• _WHAT IS BEING ASKED_: List each line in which the string "dans" appears.

↓

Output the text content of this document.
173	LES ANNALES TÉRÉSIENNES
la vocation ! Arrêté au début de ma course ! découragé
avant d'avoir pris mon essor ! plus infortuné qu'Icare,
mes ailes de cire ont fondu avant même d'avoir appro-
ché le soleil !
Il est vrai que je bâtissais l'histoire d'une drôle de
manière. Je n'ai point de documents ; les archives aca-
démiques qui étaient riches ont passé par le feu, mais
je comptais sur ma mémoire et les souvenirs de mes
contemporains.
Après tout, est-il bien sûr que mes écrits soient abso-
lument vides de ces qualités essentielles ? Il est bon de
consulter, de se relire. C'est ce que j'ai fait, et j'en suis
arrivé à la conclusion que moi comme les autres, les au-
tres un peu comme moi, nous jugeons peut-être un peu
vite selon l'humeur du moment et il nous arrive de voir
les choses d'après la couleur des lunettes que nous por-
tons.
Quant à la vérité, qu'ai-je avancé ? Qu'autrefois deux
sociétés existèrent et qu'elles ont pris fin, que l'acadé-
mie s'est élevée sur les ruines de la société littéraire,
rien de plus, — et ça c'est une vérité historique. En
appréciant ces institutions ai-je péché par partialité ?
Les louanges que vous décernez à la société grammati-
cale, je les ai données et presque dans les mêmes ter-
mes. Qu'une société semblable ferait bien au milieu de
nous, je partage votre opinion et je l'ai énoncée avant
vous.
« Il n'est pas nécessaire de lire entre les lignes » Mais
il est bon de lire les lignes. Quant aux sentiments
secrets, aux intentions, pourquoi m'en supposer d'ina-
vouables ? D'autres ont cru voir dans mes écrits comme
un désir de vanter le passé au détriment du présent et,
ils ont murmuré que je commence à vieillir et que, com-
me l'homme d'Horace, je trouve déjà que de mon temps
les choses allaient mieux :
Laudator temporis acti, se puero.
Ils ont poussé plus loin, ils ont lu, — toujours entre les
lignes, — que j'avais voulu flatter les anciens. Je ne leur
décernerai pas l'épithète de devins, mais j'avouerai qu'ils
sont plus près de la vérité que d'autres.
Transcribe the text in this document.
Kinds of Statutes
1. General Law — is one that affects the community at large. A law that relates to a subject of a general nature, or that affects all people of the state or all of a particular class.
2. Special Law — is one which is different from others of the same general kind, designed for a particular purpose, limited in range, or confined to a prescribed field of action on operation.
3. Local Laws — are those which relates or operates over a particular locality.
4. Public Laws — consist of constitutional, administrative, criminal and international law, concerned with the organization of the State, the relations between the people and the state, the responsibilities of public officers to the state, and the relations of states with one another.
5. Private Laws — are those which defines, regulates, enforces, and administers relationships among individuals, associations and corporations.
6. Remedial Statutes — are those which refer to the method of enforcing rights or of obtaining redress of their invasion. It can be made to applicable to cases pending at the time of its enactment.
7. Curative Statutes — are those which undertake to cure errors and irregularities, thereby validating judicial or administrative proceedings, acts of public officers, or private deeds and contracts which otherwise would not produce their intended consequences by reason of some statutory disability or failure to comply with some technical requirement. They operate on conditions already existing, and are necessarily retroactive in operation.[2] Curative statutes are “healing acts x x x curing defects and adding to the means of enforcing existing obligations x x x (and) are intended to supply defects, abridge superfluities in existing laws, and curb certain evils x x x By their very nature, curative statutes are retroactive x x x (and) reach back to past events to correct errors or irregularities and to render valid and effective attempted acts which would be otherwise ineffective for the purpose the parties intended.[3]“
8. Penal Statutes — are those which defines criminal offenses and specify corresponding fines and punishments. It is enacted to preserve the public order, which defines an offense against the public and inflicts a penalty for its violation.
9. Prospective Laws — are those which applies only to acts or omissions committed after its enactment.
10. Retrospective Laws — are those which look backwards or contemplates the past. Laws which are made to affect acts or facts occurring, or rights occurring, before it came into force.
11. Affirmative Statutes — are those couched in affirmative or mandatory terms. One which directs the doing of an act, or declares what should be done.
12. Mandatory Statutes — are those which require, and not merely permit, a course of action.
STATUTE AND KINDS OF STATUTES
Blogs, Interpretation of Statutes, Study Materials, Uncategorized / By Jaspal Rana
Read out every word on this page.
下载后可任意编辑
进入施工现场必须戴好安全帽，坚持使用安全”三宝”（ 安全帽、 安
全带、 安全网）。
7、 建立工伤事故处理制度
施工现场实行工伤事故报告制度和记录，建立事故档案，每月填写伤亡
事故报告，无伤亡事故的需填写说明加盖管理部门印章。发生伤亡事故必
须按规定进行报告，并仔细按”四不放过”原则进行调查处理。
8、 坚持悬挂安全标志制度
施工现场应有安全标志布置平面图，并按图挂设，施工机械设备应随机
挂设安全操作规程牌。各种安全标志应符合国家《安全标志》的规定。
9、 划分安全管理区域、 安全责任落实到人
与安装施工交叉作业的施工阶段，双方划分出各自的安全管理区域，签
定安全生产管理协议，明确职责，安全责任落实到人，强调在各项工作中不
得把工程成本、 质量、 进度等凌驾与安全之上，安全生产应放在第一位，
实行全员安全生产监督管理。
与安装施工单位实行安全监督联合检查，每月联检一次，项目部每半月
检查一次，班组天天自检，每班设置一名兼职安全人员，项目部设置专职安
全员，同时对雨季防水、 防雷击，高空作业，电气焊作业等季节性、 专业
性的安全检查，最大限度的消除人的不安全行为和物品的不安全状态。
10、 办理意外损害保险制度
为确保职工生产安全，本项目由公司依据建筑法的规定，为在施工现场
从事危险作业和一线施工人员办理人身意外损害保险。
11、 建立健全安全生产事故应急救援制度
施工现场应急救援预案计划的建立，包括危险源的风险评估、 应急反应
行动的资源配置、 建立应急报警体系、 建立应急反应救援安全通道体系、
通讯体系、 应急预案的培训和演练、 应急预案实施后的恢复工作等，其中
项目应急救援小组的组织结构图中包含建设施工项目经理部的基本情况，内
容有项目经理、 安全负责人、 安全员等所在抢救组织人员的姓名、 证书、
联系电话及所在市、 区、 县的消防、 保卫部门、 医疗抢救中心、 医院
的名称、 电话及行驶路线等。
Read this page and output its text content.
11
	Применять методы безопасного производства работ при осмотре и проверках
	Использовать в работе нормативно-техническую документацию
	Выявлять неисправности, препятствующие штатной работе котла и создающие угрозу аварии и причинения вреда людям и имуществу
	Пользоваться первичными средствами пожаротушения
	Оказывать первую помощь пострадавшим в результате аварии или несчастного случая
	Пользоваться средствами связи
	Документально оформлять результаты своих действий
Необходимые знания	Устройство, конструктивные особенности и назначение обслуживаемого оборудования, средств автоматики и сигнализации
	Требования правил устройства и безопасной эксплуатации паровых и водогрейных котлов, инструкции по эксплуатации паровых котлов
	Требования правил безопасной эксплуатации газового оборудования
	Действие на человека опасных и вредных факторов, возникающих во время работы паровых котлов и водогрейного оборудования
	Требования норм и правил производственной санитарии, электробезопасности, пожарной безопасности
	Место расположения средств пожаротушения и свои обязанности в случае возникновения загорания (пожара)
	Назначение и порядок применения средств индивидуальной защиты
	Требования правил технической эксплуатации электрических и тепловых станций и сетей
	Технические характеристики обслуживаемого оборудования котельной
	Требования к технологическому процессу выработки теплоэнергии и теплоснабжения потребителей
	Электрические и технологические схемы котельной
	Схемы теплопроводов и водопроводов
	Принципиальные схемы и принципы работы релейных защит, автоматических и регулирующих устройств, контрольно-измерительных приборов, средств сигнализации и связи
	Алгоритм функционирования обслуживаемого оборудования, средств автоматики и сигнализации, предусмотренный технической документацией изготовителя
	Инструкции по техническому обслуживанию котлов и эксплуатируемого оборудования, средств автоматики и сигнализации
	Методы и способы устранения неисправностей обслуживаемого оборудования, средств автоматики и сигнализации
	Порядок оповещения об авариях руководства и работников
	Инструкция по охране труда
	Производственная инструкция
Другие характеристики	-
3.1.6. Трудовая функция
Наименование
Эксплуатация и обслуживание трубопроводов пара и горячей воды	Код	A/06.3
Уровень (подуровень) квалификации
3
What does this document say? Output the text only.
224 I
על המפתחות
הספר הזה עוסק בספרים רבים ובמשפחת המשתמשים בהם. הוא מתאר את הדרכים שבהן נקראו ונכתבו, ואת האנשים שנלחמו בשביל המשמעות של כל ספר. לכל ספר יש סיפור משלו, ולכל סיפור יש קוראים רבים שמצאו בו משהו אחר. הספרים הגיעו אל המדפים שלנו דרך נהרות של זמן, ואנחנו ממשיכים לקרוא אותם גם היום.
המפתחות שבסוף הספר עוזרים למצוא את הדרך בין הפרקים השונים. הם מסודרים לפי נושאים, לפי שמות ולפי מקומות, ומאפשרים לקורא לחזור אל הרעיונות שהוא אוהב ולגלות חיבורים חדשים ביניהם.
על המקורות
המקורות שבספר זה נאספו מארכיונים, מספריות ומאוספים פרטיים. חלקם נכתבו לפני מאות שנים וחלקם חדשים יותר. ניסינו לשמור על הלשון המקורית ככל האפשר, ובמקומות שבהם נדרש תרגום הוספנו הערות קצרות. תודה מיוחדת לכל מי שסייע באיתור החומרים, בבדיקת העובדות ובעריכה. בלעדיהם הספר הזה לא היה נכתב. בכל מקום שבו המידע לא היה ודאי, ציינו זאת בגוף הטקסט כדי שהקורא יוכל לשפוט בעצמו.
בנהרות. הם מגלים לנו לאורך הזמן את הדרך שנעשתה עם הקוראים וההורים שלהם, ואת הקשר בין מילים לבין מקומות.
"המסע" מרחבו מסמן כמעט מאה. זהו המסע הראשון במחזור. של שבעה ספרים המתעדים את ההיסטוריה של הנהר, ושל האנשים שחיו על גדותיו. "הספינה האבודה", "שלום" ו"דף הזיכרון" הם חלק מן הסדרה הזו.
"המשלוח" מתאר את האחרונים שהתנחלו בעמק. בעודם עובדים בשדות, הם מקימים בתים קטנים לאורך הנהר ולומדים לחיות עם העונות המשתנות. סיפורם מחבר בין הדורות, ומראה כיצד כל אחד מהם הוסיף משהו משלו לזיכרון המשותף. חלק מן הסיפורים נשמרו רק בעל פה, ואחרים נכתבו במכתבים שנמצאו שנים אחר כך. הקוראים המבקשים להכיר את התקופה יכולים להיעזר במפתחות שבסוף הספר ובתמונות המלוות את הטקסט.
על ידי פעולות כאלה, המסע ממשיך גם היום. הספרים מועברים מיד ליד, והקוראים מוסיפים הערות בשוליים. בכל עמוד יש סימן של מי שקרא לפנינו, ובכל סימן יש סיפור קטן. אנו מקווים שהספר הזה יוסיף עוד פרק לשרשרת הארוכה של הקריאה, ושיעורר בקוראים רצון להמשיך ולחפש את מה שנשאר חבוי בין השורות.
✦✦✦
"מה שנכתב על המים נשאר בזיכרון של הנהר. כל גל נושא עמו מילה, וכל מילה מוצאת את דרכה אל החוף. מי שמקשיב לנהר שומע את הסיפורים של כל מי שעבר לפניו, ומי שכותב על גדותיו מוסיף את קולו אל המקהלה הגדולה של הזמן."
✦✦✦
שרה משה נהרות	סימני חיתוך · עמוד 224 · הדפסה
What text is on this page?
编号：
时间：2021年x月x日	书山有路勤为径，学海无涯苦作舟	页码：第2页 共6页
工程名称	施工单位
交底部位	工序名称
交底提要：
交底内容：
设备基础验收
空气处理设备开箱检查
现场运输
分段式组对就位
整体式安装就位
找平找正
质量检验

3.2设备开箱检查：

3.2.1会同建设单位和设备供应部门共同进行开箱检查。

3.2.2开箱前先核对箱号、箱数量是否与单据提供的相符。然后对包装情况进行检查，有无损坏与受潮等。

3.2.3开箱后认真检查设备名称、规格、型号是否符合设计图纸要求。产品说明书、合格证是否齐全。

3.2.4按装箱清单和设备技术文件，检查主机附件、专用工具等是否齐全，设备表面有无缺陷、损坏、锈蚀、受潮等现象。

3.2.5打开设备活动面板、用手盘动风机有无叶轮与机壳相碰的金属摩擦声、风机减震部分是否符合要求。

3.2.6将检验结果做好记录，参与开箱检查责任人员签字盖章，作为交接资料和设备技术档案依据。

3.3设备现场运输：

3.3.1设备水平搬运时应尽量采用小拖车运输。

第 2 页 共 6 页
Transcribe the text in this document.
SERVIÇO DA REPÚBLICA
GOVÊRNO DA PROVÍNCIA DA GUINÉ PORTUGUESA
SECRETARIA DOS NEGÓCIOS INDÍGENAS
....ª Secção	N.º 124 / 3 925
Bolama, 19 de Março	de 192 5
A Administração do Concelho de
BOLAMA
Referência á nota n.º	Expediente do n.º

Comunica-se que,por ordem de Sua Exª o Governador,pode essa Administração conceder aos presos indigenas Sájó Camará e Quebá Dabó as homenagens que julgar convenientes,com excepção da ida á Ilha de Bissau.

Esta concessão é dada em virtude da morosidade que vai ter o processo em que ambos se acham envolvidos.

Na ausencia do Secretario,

↑

• _RESPONSE FOR THIS EXERCISE_:
cale, je les ai données et presque dans les mêmes ter-
vouables ? D'autres ont cru voir dans mes écrits comme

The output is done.